#### [Raw records]
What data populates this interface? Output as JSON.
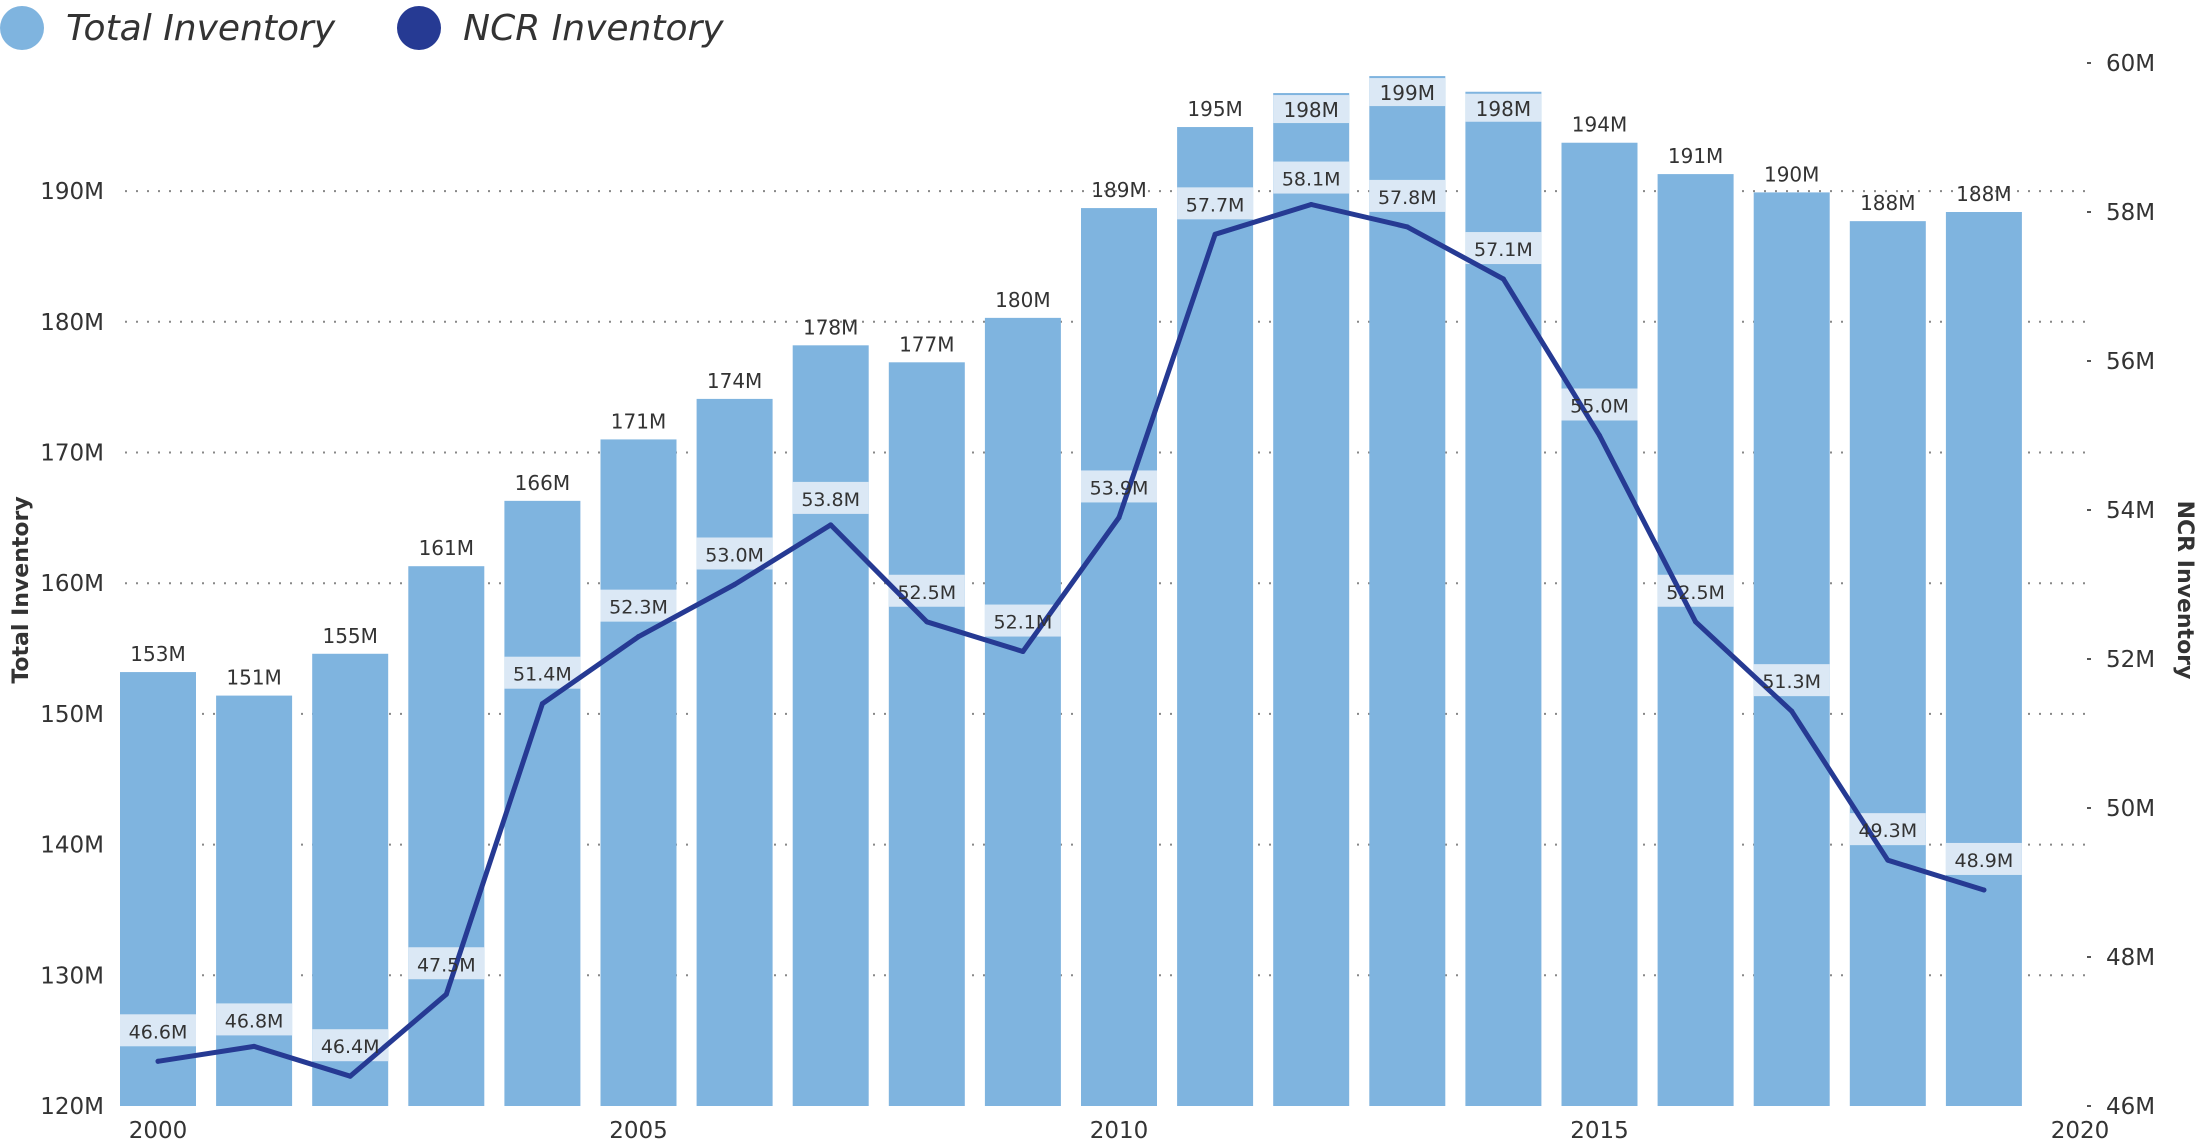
{
  "colors": {
    "bar": "#7fb4df",
    "line": "#263a93",
    "label_bg": "#dbe8f5",
    "grid": "#888888",
    "text": "#333333"
  },
  "chart_data": {
    "type": "bar",
    "title": "",
    "x": [
      2000,
      2001,
      2002,
      2003,
      2004,
      2005,
      2006,
      2007,
      2008,
      2009,
      2010,
      2011,
      2012,
      2013,
      2014,
      2015,
      2016,
      2017,
      2018,
      2019
    ],
    "series": [
      {
        "name": "Total Inventory",
        "type": "bar",
        "axis": "left",
        "values": [
          153.2,
          151.4,
          154.6,
          161.3,
          166.3,
          171.0,
          174.1,
          178.2,
          176.9,
          180.3,
          188.7,
          194.9,
          197.5,
          198.8,
          197.6,
          193.7,
          191.3,
          189.9,
          187.7,
          188.4
        ],
        "labels": [
          "153M",
          "151M",
          "155M",
          "161M",
          "166M",
          "171M",
          "174M",
          "178M",
          "177M",
          "180M",
          "189M",
          "195M",
          "198M",
          "199M",
          "198M",
          "194M",
          "191M",
          "190M",
          "188M",
          "188M"
        ]
      },
      {
        "name": "NCR Inventory",
        "type": "line",
        "axis": "right",
        "values": [
          46.6,
          46.8,
          46.4,
          47.5,
          51.4,
          52.3,
          53.0,
          53.8,
          52.5,
          52.1,
          53.9,
          57.7,
          58.1,
          57.8,
          57.1,
          55.0,
          52.5,
          51.3,
          49.3,
          48.9
        ],
        "labels": [
          "46.6M",
          "46.8M",
          "46.4M",
          "47.5M",
          "51.4M",
          "52.3M",
          "53.0M",
          "53.8M",
          "52.5M",
          "52.1M",
          "53.9M",
          "57.7M",
          "58.1M",
          "57.8M",
          "57.1M",
          "55.0M",
          "52.5M",
          "51.3M",
          "49.3M",
          "48.9M"
        ]
      }
    ],
    "x_axis": {
      "range": [
        2000,
        2020
      ],
      "ticks": [
        2000,
        2005,
        2010,
        2015,
        2020
      ],
      "tick_labels": [
        "2000",
        "2005",
        "2010",
        "2015",
        "2020"
      ]
    },
    "y_axis_left": {
      "label": "Total Inventory",
      "range": [
        120,
        199.8
      ],
      "ticks": [
        120,
        130,
        140,
        150,
        160,
        170,
        180,
        190
      ],
      "tick_labels": [
        "120M",
        "130M",
        "140M",
        "150M",
        "160M",
        "170M",
        "180M",
        "190M"
      ]
    },
    "y_axis_right": {
      "label": "NCR Inventory",
      "range": [
        46,
        60
      ],
      "ticks": [
        46,
        48,
        50,
        52,
        54,
        56,
        58,
        60
      ],
      "tick_labels": [
        "46M",
        "48M",
        "50M",
        "52M",
        "54M",
        "56M",
        "58M",
        "60M"
      ]
    },
    "grid": true,
    "grid_style": "dotted",
    "legend_position": "top-left"
  }
}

#### [Request]
Copy the listing word for word, excluding its pictures.

#### [Response to the exercise]
What data populates this interface? Output as JSON.
{
  "colors": {
    "bar": "#7fb4df",
    "line": "#263a93",
    "label_bg": "#dbe8f5",
    "grid": "#888888",
    "text": "#333333"
  },
  "chart_data": {
    "type": "bar",
    "title": "",
    "x": [
      2000,
      2001,
      2002,
      2003,
      2004,
      2005,
      2006,
      2007,
      2008,
      2009,
      2010,
      2011,
      2012,
      2013,
      2014,
      2015,
      2016,
      2017,
      2018,
      2019
    ],
    "series": [
      {
        "name": "Total Inventory",
        "type": "bar",
        "axis": "left",
        "values": [
          153.2,
          151.4,
          154.6,
          161.3,
          166.3,
          171.0,
          174.1,
          178.2,
          176.9,
          180.3,
          188.7,
          194.9,
          197.5,
          198.8,
          197.6,
          193.7,
          191.3,
          189.9,
          187.7,
          188.4
        ],
        "labels": [
          "153M",
          "151M",
          "155M",
          "161M",
          "166M",
          "171M",
          "174M",
          "178M",
          "177M",
          "180M",
          "189M",
          "195M",
          "198M",
          "199M",
          "198M",
          "194M",
          "191M",
          "190M",
          "188M",
          "188M"
        ]
      },
      {
        "name": "NCR Inventory",
        "type": "line",
        "axis": "right",
        "values": [
          46.6,
          46.8,
          46.4,
          47.5,
          51.4,
          52.3,
          53.0,
          53.8,
          52.5,
          52.1,
          53.9,
          57.7,
          58.1,
          57.8,
          57.1,
          55.0,
          52.5,
          51.3,
          49.3,
          48.9
        ],
        "labels": [
          "46.6M",
          "46.8M",
          "46.4M",
          "47.5M",
          "51.4M",
          "52.3M",
          "53.0M",
          "53.8M",
          "52.5M",
          "52.1M",
          "53.9M",
          "57.7M",
          "58.1M",
          "57.8M",
          "57.1M",
          "55.0M",
          "52.5M",
          "51.3M",
          "49.3M",
          "48.9M"
        ]
      }
    ],
    "x_axis": {
      "range": [
        2000,
        2020
      ],
      "ticks": [
        2000,
        2005,
        2010,
        2015,
        2020
      ],
      "tick_labels": [
        "2000",
        "2005",
        "2010",
        "2015",
        "2020"
      ]
    },
    "y_axis_left": {
      "label": "Total Inventory",
      "range": [
        120,
        199.8
      ],
      "ticks": [
        120,
        130,
        140,
        150,
        160,
        170,
        180,
        190
      ],
      "tick_labels": [
        "120M",
        "130M",
        "140M",
        "150M",
        "160M",
        "170M",
        "180M",
        "190M"
      ]
    },
    "y_axis_right": {
      "label": "NCR Inventory",
      "range": [
        46,
        60
      ],
      "ticks": [
        46,
        48,
        50,
        52,
        54,
        56,
        58,
        60
      ],
      "tick_labels": [
        "46M",
        "48M",
        "50M",
        "52M",
        "54M",
        "56M",
        "58M",
        "60M"
      ]
    },
    "grid": true,
    "grid_style": "dotted",
    "legend_position": "top-left"
  }
}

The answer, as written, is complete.